— begin Record extracts —

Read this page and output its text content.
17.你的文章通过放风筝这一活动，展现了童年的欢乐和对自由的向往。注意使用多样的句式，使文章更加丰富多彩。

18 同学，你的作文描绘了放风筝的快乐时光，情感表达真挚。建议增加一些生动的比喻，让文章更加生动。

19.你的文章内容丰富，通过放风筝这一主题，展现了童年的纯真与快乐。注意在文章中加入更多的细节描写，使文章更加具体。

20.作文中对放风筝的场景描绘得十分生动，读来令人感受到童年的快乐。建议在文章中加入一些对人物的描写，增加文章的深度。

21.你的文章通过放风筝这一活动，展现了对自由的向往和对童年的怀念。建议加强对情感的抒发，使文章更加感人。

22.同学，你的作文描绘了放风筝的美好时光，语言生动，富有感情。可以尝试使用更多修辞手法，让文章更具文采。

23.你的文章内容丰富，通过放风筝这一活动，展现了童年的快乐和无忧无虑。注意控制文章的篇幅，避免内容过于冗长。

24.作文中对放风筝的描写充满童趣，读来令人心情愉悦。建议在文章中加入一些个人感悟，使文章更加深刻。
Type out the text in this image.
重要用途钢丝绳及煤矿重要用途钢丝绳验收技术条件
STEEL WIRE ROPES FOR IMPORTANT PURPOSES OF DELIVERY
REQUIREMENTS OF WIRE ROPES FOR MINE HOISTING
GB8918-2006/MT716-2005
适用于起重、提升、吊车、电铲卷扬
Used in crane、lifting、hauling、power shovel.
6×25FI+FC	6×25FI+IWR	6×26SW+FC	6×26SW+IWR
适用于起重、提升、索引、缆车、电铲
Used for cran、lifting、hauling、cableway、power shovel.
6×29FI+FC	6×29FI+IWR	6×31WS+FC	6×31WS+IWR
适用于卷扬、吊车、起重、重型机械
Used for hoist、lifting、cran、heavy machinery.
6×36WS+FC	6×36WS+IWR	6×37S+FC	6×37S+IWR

— end Record extracts —

Task -
Print the records above exactly as they appear.

Solution for this problem -
Read this page and output its text content.
17.你的文章通过放风筝这一活动，展现了童年的欢乐和对自由的向往。注意使用多样的句式，使文章更加丰富多彩。

18 同学，你的作文描绘了放风筝的快乐时光，情感表达真挚。建议增加一些生动的比喻，让文章更加生动。

19.你的文章内容丰富，通过放风筝这一主题，展现了童年的纯真与快乐。注意在文章中加入更多的细节描写，使文章更加具体。

20.作文中对放风筝的场景描绘得十分生动，读来令人感受到童年的快乐。建议在文章中加入一些对人物的描写，增加文章的深度。

21.你的文章通过放风筝这一活动，展现了对自由的向往和对童年的怀念。建议加强对情感的抒发，使文章更加感人。

22.同学，你的作文描绘了放风筝的美好时光，语言生动，富有感情。可以尝试使用更多修辞手法，让文章更具文采。

23.你的文章内容丰富，通过放风筝这一活动，展现了童年的快乐和无忧无虑。注意控制文章的篇幅，避免内容过于冗长。

24.作文中对放风筝的描写充满童趣，读来令人心情愉悦。建议在文章中加入一些个人感悟，使文章更加深刻。
Type out the text in this image.
重要用途钢丝绳及煤矿重要用途钢丝绳验收技术条件
STEEL WIRE ROPES FOR IMPORTANT PURPOSES OF DELIVERY
REQUIREMENTS OF WIRE ROPES FOR MINE HOISTING
GB8918-2006/MT716-2005
适用于起重、提升、吊车、电铲卷扬
Used in crane、lifting、hauling、power shovel.
6×25FI+FC	6×25FI+IWR	6×26SW+FC	6×26SW+IWR
适用于起重、提升、索引、缆车、电铲
Used for cran、lifting、hauling、cableway、power shovel.
6×29FI+FC	6×29FI+IWR	6×31WS+FC	6×31WS+IWR
适用于卷扬、吊车、起重、重型机械
Used for hoist、lifting、cran、heavy machinery.
6×36WS+FC	6×36WS+IWR	6×37S+FC	6×37S+IWR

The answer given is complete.